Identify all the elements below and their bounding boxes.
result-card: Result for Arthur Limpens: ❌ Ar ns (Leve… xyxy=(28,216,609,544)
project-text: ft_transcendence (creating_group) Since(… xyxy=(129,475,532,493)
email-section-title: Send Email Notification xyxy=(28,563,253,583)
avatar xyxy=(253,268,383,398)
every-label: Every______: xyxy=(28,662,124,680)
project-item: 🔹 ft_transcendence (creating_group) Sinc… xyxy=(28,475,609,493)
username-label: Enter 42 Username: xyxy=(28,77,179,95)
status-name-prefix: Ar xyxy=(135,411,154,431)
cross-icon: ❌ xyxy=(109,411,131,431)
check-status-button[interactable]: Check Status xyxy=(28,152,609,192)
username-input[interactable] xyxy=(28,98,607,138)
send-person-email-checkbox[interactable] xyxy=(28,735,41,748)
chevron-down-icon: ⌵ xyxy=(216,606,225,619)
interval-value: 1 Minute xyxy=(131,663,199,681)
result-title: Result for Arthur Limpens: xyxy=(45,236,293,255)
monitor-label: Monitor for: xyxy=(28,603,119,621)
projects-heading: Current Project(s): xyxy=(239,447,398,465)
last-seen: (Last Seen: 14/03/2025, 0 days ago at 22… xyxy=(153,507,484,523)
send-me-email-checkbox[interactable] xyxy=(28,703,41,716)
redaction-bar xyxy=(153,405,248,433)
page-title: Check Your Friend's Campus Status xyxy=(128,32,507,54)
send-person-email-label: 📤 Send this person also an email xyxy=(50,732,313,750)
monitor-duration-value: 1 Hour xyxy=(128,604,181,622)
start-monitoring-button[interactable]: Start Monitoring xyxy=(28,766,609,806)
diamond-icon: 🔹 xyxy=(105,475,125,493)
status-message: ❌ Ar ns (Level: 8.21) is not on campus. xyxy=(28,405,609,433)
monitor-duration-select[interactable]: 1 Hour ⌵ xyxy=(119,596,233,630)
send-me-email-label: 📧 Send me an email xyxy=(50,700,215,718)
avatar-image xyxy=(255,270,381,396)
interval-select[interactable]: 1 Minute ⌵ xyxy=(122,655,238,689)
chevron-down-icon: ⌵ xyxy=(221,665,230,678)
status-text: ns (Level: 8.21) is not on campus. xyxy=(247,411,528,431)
...
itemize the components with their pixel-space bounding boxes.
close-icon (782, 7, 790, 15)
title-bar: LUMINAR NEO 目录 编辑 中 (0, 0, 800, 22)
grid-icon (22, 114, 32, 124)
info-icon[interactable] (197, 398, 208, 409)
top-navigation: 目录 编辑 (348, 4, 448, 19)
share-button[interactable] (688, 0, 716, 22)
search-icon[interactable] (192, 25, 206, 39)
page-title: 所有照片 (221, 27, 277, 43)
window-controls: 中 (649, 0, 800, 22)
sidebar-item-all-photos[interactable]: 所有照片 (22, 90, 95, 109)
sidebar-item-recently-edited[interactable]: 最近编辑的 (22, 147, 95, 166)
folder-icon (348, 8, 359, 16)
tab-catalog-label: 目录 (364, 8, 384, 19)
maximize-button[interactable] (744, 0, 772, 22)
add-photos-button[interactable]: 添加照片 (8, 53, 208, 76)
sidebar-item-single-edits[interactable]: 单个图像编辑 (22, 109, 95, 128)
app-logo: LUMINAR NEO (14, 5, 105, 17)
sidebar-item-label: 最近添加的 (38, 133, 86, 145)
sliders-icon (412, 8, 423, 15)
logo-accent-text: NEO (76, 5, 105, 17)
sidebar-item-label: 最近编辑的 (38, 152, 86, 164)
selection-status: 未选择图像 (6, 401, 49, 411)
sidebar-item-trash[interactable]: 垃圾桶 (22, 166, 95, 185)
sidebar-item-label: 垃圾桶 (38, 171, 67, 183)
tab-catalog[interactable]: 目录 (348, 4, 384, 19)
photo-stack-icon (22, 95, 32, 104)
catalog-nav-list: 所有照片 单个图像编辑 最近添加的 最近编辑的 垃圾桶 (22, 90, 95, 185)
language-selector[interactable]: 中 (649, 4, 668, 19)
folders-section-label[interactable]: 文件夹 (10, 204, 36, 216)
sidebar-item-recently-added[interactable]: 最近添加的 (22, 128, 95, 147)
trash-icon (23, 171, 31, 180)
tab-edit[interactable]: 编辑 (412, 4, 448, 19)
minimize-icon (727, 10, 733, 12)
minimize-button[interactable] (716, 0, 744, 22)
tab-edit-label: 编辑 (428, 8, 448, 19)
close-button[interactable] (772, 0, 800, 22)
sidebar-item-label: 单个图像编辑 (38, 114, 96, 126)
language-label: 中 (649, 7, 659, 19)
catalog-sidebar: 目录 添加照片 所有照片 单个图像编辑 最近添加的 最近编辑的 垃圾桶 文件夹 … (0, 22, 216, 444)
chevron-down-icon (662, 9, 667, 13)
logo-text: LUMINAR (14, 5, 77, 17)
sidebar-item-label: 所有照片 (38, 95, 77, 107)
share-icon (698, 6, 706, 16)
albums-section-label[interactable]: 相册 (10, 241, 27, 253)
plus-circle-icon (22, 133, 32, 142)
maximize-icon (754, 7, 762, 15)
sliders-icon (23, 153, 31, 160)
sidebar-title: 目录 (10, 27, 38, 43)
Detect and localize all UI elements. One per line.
* * *
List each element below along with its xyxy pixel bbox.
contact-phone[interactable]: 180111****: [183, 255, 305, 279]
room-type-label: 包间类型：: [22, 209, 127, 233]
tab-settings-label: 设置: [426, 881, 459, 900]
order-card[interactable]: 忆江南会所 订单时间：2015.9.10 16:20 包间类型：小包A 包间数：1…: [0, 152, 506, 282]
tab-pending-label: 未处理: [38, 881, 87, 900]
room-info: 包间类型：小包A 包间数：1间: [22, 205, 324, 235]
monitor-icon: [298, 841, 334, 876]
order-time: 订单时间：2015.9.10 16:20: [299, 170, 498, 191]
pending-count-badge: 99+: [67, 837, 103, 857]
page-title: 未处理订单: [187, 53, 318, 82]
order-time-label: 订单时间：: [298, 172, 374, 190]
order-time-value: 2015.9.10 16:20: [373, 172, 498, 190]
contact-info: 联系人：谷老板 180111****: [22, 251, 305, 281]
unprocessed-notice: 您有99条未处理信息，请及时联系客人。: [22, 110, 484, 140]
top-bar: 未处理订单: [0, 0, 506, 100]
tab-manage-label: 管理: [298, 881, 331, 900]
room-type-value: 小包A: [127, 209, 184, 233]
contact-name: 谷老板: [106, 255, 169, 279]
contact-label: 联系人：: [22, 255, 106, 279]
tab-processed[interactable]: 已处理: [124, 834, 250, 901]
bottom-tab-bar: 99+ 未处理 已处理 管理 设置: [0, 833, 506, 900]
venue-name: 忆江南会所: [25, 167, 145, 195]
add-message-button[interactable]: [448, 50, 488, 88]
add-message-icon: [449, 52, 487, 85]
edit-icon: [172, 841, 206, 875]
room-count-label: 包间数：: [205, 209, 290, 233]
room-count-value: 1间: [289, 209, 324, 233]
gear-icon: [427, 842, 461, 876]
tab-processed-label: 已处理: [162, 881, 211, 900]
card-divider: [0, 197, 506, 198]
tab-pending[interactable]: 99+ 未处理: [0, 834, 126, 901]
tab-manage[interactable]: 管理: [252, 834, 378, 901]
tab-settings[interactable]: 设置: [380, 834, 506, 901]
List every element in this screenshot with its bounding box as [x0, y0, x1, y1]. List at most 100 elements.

DO THIS: Can you repeat the data word for word, starting at the line that contains "Identify all the" and ending at the line that contains "project-text: ft_transcendence (creating_group)"?

CORRECT RESULT:
Identify all the elements below and their bounding boxes.
result-card: Result for Arthur Limpens: ❌ Ar ns (Leve… xyxy=(28,216,609,544)
project-text: ft_transcendence (creating_group) Since(… xyxy=(129,475,532,493)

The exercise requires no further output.